Record extracts.
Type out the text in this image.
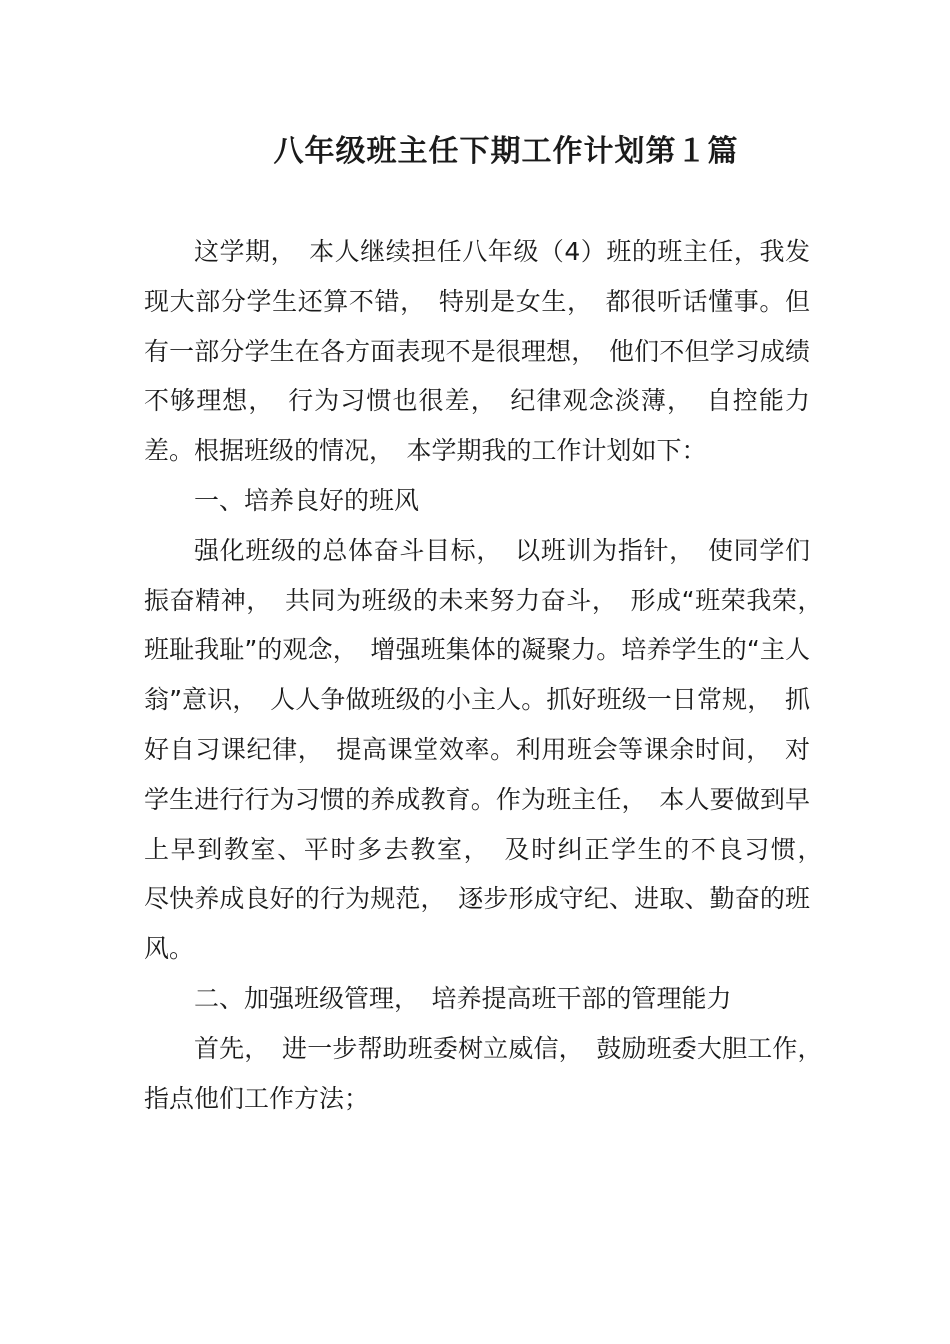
八年级班主任下期工作计划第１篇

这学期，　本人继续担任八年级（4）班的班主任，我发现大部分学生还算不错，　特别是女生，　都很听话懂事。但有一部分学生在各方面表现不是很理想，　他们不但学习成绩不够理想，　行为习惯也很差，　纪律观念淡薄，　自控能力差。根据班级的情况，　本学期我的工作计划如下：

一、培养良好的班风

强化班级的总体奋斗目标，　以班训为指针，　使同学们振奋精神，　共同为班级的未来努力奋斗，　形成“班荣我荣，　班耻我耻”的观念，　增强班集体的凝聚力。培养学生的“主人翁”意识，　人人争做班级的小主人。抓好班级一日常规，　抓好自习课纪律，　提高课堂效率。利用班会等课余时间，　对学生进行行为习惯的养成教育。作为班主任，　本人要做到早上早到教室、平时多去教室，　及时纠正学生的不良习惯，　尽快养成良好的行为规范，　逐步形成守纪、进取、勤奋的班风。

二、加强班级管理，　培养提高班干部的管理能力

首先，　进一步帮助班委树立威信，　鼓励班委大胆工作，　指点他们工作方法；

To be done.
Repeat the data exactly in full, omitting its pictures.

Response to the task.
Type out the text in this image.
八年级班主任下期工作计划第１篇

这学期，　本人继续担任八年级（4）班的班主任，我发现大部分学生还算不错，　特别是女生，　都很听话懂事。但有一部分学生在各方面表现不是很理想，　他们不但学习成绩不够理想，　行为习惯也很差，　纪律观念淡薄，　自控能力差。根据班级的情况，　本学期我的工作计划如下：

一、培养良好的班风

强化班级的总体奋斗目标，　以班训为指针，　使同学们振奋精神，　共同为班级的未来努力奋斗，　形成“班荣我荣，　班耻我耻”的观念，　增强班集体的凝聚力。培养学生的“主人翁”意识，　人人争做班级的小主人。抓好班级一日常规，　抓好自习课纪律，　提高课堂效率。利用班会等课余时间，　对学生进行行为习惯的养成教育。作为班主任，　本人要做到早上早到教室、平时多去教室，　及时纠正学生的不良习惯，　尽快养成良好的行为规范，　逐步形成守纪、进取、勤奋的班风。

二、加强班级管理，　培养提高班干部的管理能力

首先，　进一步帮助班委树立威信，　鼓励班委大胆工作，　指点他们工作方法；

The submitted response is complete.